▶ _Working data_
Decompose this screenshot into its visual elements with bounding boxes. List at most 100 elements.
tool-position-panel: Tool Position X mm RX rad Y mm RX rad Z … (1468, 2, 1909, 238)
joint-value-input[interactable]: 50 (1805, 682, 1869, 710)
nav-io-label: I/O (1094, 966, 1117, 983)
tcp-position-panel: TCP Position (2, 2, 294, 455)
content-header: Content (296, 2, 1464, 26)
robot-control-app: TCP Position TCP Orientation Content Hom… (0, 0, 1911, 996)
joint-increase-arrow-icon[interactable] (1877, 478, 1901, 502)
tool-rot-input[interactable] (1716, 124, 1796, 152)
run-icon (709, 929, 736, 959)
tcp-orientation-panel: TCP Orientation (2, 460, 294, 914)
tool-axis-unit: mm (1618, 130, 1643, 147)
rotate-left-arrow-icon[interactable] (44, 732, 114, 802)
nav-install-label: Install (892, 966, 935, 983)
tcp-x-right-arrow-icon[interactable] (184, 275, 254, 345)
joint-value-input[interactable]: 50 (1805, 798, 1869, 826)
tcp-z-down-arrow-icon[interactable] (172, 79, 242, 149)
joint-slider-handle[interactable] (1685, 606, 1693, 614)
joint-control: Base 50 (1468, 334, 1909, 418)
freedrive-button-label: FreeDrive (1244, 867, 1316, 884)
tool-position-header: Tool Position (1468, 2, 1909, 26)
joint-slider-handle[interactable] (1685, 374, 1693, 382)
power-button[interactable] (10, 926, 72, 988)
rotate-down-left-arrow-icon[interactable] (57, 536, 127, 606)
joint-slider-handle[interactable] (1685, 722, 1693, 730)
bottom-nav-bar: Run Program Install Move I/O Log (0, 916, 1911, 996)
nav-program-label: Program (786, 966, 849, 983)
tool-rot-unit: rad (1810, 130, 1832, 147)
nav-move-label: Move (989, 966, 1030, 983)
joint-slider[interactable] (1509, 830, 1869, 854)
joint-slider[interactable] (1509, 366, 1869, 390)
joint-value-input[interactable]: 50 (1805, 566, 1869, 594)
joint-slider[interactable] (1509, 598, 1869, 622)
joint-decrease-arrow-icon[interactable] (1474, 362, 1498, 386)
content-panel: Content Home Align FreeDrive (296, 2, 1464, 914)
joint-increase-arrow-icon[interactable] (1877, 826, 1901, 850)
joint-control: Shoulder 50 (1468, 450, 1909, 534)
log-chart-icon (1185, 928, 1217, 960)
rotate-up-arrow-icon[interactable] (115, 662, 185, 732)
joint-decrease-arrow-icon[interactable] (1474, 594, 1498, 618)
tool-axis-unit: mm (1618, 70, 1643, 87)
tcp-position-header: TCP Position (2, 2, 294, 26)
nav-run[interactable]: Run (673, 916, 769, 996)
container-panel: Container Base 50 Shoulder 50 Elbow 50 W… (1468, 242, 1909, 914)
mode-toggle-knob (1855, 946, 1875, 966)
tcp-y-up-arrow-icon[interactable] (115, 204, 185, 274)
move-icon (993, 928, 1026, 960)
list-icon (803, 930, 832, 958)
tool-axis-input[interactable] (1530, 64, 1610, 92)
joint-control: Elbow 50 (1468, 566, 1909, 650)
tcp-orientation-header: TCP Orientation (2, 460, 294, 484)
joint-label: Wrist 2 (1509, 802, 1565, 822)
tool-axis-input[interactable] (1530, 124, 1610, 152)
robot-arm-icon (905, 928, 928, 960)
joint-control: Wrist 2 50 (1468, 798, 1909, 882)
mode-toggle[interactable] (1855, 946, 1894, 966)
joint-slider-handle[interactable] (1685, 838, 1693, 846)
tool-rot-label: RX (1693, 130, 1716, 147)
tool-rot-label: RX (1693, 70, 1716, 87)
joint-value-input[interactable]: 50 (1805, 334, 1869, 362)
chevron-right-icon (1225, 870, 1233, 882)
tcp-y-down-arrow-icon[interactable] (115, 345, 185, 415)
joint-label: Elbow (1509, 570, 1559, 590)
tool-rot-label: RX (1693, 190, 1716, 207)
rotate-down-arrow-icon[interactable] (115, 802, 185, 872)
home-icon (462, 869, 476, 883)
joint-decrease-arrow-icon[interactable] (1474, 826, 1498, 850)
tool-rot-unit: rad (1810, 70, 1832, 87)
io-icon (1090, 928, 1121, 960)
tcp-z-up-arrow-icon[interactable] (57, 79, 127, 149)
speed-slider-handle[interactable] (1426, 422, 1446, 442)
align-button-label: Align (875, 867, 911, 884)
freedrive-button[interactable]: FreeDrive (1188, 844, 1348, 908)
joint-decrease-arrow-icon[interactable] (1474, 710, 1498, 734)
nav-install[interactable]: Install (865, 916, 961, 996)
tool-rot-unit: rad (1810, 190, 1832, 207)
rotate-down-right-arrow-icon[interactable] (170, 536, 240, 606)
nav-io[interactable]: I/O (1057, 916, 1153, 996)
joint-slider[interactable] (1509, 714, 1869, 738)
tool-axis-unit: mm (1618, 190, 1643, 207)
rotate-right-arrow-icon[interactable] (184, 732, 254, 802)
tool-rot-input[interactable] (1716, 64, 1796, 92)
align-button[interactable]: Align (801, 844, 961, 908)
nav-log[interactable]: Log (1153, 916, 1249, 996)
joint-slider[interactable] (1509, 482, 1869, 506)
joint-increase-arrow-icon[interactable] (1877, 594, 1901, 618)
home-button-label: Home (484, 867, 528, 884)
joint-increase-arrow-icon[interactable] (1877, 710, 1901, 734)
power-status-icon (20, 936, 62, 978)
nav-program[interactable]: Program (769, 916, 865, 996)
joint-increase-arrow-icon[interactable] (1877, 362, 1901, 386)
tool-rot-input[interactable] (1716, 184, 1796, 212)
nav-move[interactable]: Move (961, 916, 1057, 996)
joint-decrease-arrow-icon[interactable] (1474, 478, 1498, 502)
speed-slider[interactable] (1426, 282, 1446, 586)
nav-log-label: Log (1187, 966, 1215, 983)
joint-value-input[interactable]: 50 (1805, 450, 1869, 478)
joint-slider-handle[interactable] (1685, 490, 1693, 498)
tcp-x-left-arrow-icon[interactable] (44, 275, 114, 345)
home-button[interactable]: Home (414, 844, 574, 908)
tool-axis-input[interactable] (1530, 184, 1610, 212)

▶ _Directions for this task_
Can you restate all of the items above, substituting "joint-slider-knob" for every "joint-slider-handle" and leaving everything else unchanged?

▶ _Reply_
Decompose this screenshot into its visual elements with bounding boxes. List at most 100 elements.
tool-position-panel: Tool Position X mm RX rad Y mm RX rad Z … (1468, 2, 1909, 238)
joint-value-input[interactable]: 50 (1805, 682, 1869, 710)
nav-io-label: I/O (1094, 966, 1117, 983)
tcp-position-panel: TCP Position (2, 2, 294, 455)
content-header: Content (296, 2, 1464, 26)
robot-control-app: TCP Position TCP Orientation Content Hom… (0, 0, 1911, 996)
joint-increase-arrow-icon[interactable] (1877, 478, 1901, 502)
tool-rot-input[interactable] (1716, 124, 1796, 152)
run-icon (709, 929, 736, 959)
tcp-orientation-panel: TCP Orientation (2, 460, 294, 914)
tool-axis-unit: mm (1618, 130, 1643, 147)
rotate-left-arrow-icon[interactable] (44, 732, 114, 802)
nav-install-label: Install (892, 966, 935, 983)
tcp-x-right-arrow-icon[interactable] (184, 275, 254, 345)
joint-value-input[interactable]: 50 (1805, 798, 1869, 826)
tcp-z-down-arrow-icon[interactable] (172, 79, 242, 149)
joint-slider-knob[interactable] (1685, 606, 1693, 614)
joint-control: Base 50 (1468, 334, 1909, 418)
freedrive-button-label: FreeDrive (1244, 867, 1316, 884)
tool-position-header: Tool Position (1468, 2, 1909, 26)
joint-slider-knob[interactable] (1685, 374, 1693, 382)
power-button[interactable] (10, 926, 72, 988)
rotate-down-left-arrow-icon[interactable] (57, 536, 127, 606)
joint-slider-knob[interactable] (1685, 722, 1693, 730)
bottom-nav-bar: Run Program Install Move I/O Log (0, 916, 1911, 996)
nav-program-label: Program (786, 966, 849, 983)
tool-rot-unit: rad (1810, 130, 1832, 147)
nav-move-label: Move (989, 966, 1030, 983)
joint-slider[interactable] (1509, 830, 1869, 854)
joint-slider[interactable] (1509, 366, 1869, 390)
joint-value-input[interactable]: 50 (1805, 566, 1869, 594)
joint-slider[interactable] (1509, 598, 1869, 622)
joint-decrease-arrow-icon[interactable] (1474, 362, 1498, 386)
content-panel: Content Home Align FreeDrive (296, 2, 1464, 914)
joint-increase-arrow-icon[interactable] (1877, 826, 1901, 850)
joint-control: Shoulder 50 (1468, 450, 1909, 534)
log-chart-icon (1185, 928, 1217, 960)
rotate-up-arrow-icon[interactable] (115, 662, 185, 732)
joint-decrease-arrow-icon[interactable] (1474, 594, 1498, 618)
tool-axis-unit: mm (1618, 70, 1643, 87)
tcp-position-header: TCP Position (2, 2, 294, 26)
nav-run[interactable]: Run (673, 916, 769, 996)
container-panel: Container Base 50 Shoulder 50 Elbow 50 W… (1468, 242, 1909, 914)
mode-toggle-knob (1855, 946, 1875, 966)
tcp-y-up-arrow-icon[interactable] (115, 204, 185, 274)
move-icon (993, 928, 1026, 960)
list-icon (803, 930, 832, 958)
tool-axis-input[interactable] (1530, 64, 1610, 92)
joint-control: Elbow 50 (1468, 566, 1909, 650)
tcp-orientation-header: TCP Orientation (2, 460, 294, 484)
joint-label: Wrist 2 (1509, 802, 1565, 822)
tool-axis-input[interactable] (1530, 124, 1610, 152)
robot-arm-icon (905, 928, 928, 960)
joint-control: Wrist 2 50 (1468, 798, 1909, 882)
mode-toggle[interactable] (1855, 946, 1894, 966)
joint-slider-knob[interactable] (1685, 838, 1693, 846)
tool-rot-label: RX (1693, 130, 1716, 147)
tool-rot-label: RX (1693, 70, 1716, 87)
joint-value-input[interactable]: 50 (1805, 334, 1869, 362)
chevron-right-icon (1225, 870, 1233, 882)
tcp-y-down-arrow-icon[interactable] (115, 345, 185, 415)
joint-label: Elbow (1509, 570, 1559, 590)
tool-rot-label: RX (1693, 190, 1716, 207)
rotate-down-arrow-icon[interactable] (115, 802, 185, 872)
home-icon (462, 869, 476, 883)
joint-decrease-arrow-icon[interactable] (1474, 826, 1498, 850)
tool-rot-unit: rad (1810, 70, 1832, 87)
io-icon (1090, 928, 1121, 960)
tcp-z-up-arrow-icon[interactable] (57, 79, 127, 149)
speed-slider-handle[interactable] (1426, 422, 1446, 442)
align-button-label: Align (875, 867, 911, 884)
freedrive-button[interactable]: FreeDrive (1188, 844, 1348, 908)
joint-decrease-arrow-icon[interactable] (1474, 710, 1498, 734)
nav-install[interactable]: Install (865, 916, 961, 996)
tool-rot-unit: rad (1810, 190, 1832, 207)
rotate-down-right-arrow-icon[interactable] (170, 536, 240, 606)
nav-io[interactable]: I/O (1057, 916, 1153, 996)
joint-slider[interactable] (1509, 714, 1869, 738)
tool-axis-unit: mm (1618, 190, 1643, 207)
rotate-right-arrow-icon[interactable] (184, 732, 254, 802)
tool-rot-input[interactable] (1716, 64, 1796, 92)
align-button[interactable]: Align (801, 844, 961, 908)
nav-log[interactable]: Log (1153, 916, 1249, 996)
joint-slider[interactable] (1509, 482, 1869, 506)
joint-increase-arrow-icon[interactable] (1877, 594, 1901, 618)
home-button-label: Home (484, 867, 528, 884)
joint-increase-arrow-icon[interactable] (1877, 710, 1901, 734)
power-status-icon (20, 936, 62, 978)
nav-program[interactable]: Program (769, 916, 865, 996)
joint-increase-arrow-icon[interactable] (1877, 362, 1901, 386)
tool-rot-input[interactable] (1716, 184, 1796, 212)
nav-move[interactable]: Move (961, 916, 1057, 996)
joint-decrease-arrow-icon[interactable] (1474, 478, 1498, 502)
speed-slider[interactable] (1426, 282, 1446, 586)
nav-log-label: Log (1187, 966, 1215, 983)
joint-value-input[interactable]: 50 (1805, 450, 1869, 478)
joint-slider-knob[interactable] (1685, 490, 1693, 498)
tcp-x-left-arrow-icon[interactable] (44, 275, 114, 345)
home-button[interactable]: Home (414, 844, 574, 908)
tool-axis-input[interactable] (1530, 184, 1610, 212)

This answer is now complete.